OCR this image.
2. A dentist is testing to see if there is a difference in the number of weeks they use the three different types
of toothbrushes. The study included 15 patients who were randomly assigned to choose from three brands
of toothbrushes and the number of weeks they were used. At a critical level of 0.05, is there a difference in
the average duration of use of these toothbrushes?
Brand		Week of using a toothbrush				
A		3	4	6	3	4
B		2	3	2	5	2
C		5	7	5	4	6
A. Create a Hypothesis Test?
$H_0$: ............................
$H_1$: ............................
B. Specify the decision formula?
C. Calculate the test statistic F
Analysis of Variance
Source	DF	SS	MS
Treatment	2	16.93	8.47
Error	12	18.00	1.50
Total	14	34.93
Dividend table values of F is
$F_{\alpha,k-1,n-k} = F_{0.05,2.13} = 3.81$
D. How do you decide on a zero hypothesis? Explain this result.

# What you are asked to do:
Repeat the whole listing, keeping every word exact.

# Answer:
OCR this image.
2. A dentist is testing to see if there is a difference in the number of weeks they use the three different types
of toothbrushes. The study included 15 patients who were randomly assigned to choose from three brands
of toothbrushes and the number of weeks they were used. At a critical level of 0.05, is there a difference in
the average duration of use of these toothbrushes?
Brand		Week of using a toothbrush				
A		3	4	6	3	4
B		2	3	2	5	2
C		5	7	5	4	6
A. Create a Hypothesis Test?
$H_0$: ............................
$H_1$: ............................
B. Specify the decision formula?
C. Calculate the test statistic F
Analysis of Variance
Source	DF	SS	MS
Treatment	2	16.93	8.47
Error	12	18.00	1.50
Total	14	34.93
Dividend table values of F is
$F_{\alpha,k-1,n-k} = F_{0.05,2.13} = 3.81$
D. How do you decide on a zero hypothesis? Explain this result.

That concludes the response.